## Items listed in a dataset

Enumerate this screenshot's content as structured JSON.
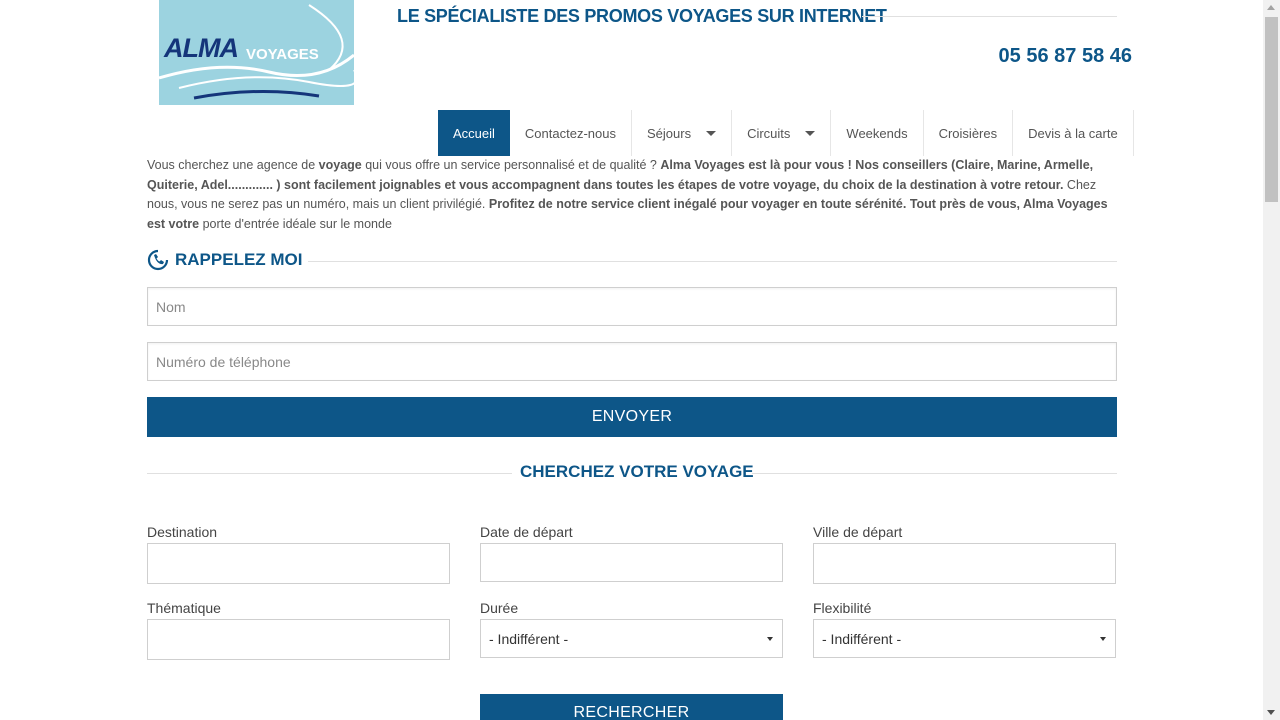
{
  "header": {
    "logo": {
      "word": "ALMA",
      "sub": "VOYAGES",
      "bg_color": "#9cd3e0"
    },
    "tagline": "LE SPÉCIALISTE DES PROMOS VOYAGES SUR INTERNET",
    "phone": "05 56 87 58 46"
  },
  "nav": {
    "items": [
      {
        "label": "Accueil",
        "active": true
      },
      {
        "label": "Contactez-nous"
      },
      {
        "label": "Séjours",
        "dropdown": true
      },
      {
        "label": "Circuits",
        "dropdown": true
      },
      {
        "label": "Weekends"
      },
      {
        "label": "Croisières"
      },
      {
        "label": "Devis à la carte"
      }
    ]
  },
  "intro": {
    "p1": "Vous cherchez une agence de ",
    "b1": "voyage",
    "p2": " qui vous offre un service personnalisé et de qualité ? ",
    "b2": "Alma Voyages est là pour vous ! Nos conseillers (Claire, Marine, Armelle, Quiterie, Adel............. ) sont facilement joignables et vous accompagnent dans toutes les étapes de votre voyage, du choix de la destination à votre retour.",
    "p3": " Chez nous, vous ne serez pas un numéro, mais un client privilégié. ",
    "b3": "Profitez de notre service client inégalé pour voyager en toute sérénité. Tout près de vous, Alma Voyages est votre",
    "p4": " porte d'entrée idéale sur le monde"
  },
  "callback": {
    "title": "RAPPELEZ MOI",
    "icon": "phone-callback-icon",
    "name_placeholder": "Nom",
    "phone_placeholder": "Numéro de téléphone",
    "submit": "ENVOYER"
  },
  "search": {
    "title": "CHERCHEZ VOTRE VOYAGE",
    "destination_label": "Destination",
    "date_label": "Date de départ",
    "city_label": "Ville de départ",
    "theme_label": "Thématique",
    "duration_label": "Durée",
    "duration_value": "- Indifférent -",
    "flex_label": "Flexibilité",
    "flex_value": "- Indifférent -",
    "submit": "RECHERCHER"
  },
  "colors": {
    "brand": "#0d5688",
    "text": "#444444"
  }
}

## Aim of the exercise
Show each line of the listing that holds the string "service".

## Task response
    "p2": " qui vous offre un service personnalisé et de qualité ? ",
    "b3": "Profitez de notre service client inégalé pour voyager en toute sérénité. Tout près de vous, Alma Voyages est votre",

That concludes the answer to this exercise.